## Given instruction
State how many lines of the entries hold the string "this". Reply with the number alone.

## Data to use
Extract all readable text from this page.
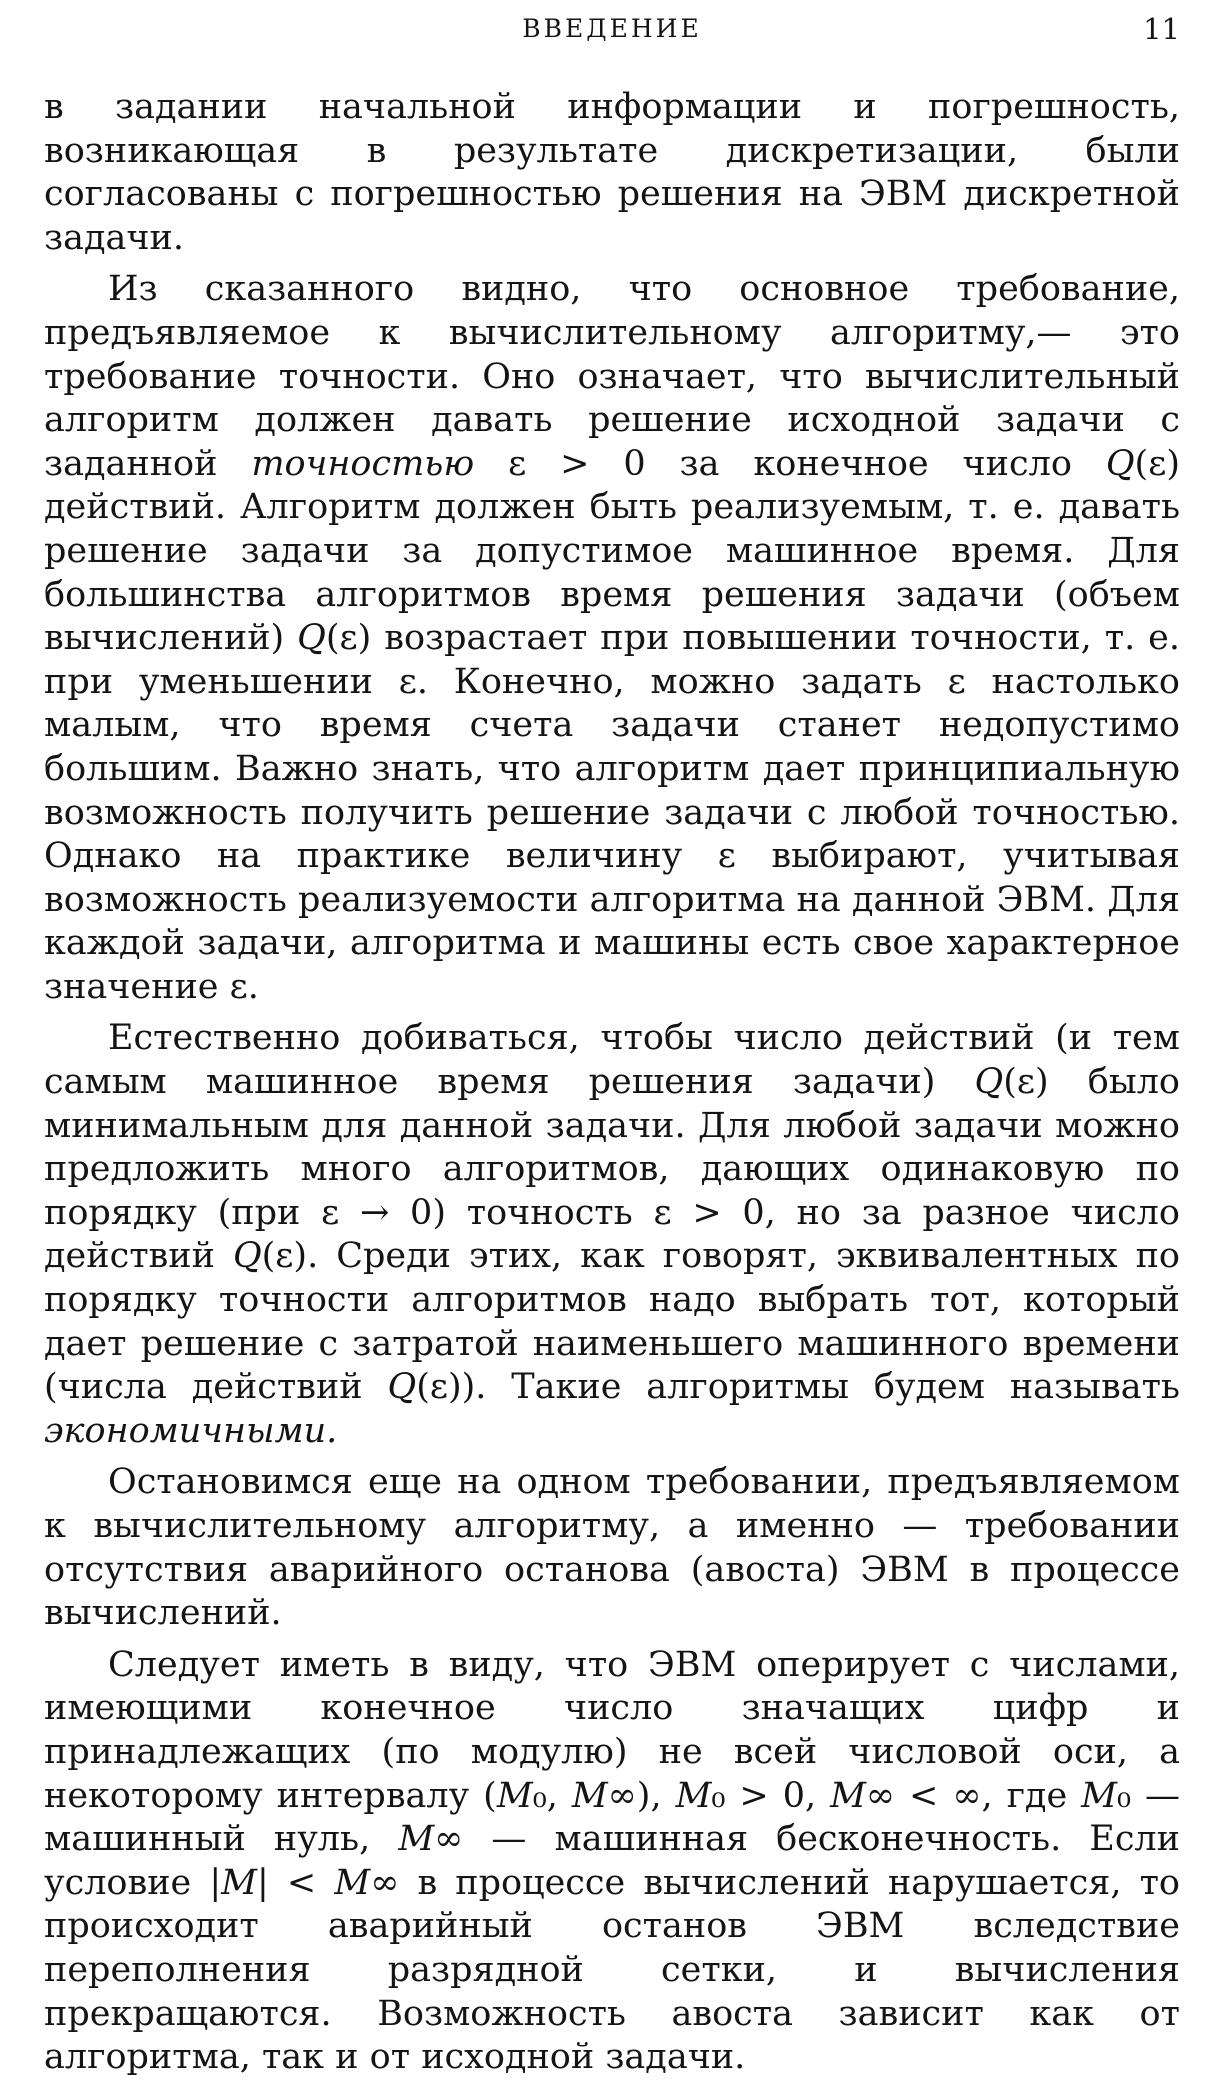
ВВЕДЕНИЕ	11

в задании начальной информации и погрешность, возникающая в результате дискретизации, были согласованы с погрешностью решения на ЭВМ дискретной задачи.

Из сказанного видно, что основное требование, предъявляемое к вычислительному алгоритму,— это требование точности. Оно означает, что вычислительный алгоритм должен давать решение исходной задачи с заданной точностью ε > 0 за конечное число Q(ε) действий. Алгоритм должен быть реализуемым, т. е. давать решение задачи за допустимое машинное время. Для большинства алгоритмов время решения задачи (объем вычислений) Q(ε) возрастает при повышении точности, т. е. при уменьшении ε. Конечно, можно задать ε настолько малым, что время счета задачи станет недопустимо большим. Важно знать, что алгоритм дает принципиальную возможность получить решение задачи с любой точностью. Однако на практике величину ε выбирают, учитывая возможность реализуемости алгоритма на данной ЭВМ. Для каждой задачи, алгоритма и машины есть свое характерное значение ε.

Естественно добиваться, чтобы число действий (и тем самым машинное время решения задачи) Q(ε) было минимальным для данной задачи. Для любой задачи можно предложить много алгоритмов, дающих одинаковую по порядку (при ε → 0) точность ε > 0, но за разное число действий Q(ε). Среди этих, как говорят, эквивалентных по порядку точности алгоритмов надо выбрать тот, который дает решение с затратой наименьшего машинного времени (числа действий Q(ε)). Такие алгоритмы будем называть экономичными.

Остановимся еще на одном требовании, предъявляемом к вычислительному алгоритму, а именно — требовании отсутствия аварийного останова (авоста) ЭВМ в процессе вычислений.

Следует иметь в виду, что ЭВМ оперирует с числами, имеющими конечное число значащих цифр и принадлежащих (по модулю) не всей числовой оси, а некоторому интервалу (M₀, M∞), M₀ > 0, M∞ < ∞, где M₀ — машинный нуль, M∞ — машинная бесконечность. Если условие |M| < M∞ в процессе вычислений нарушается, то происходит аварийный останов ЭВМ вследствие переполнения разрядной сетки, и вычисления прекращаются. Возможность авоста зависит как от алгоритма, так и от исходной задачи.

...

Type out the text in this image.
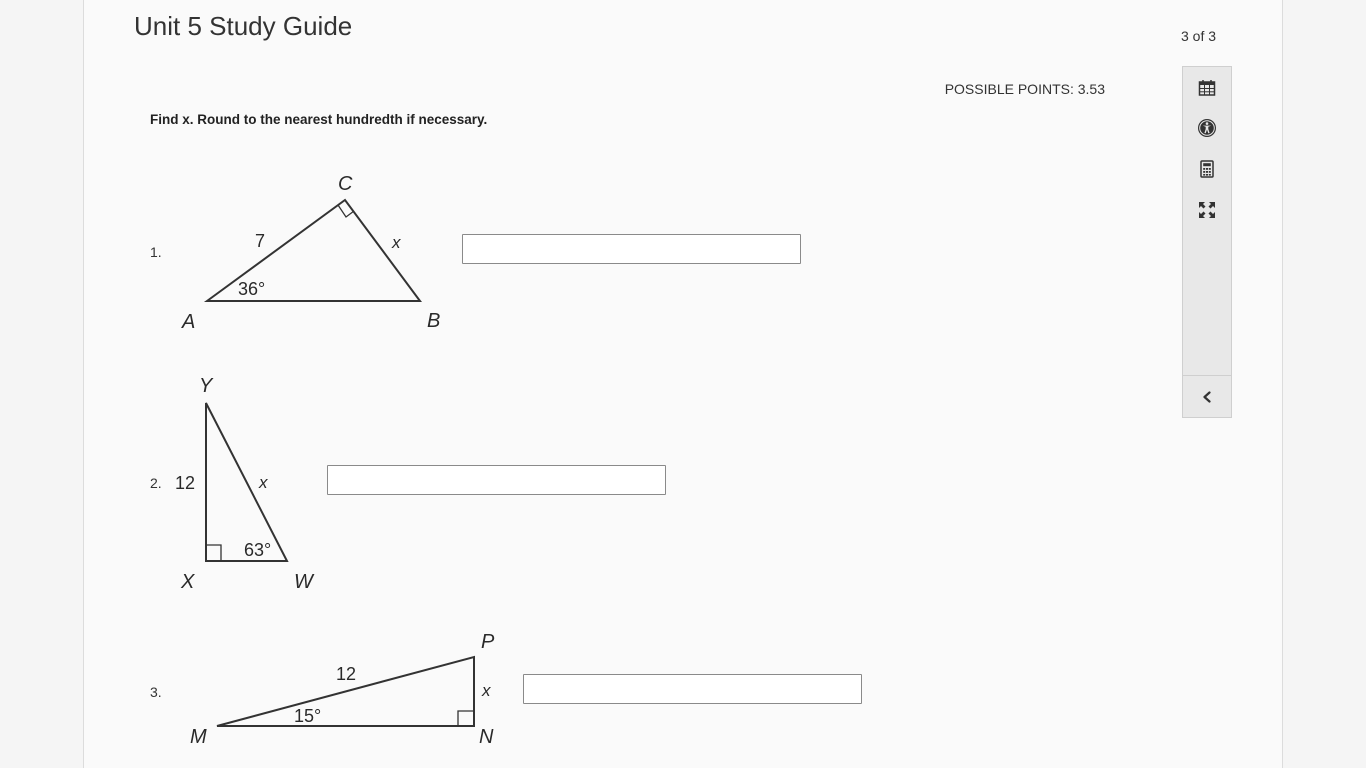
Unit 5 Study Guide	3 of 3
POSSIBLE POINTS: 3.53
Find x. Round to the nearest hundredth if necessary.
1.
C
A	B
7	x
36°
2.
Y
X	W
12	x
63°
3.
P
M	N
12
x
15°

## Task solution
2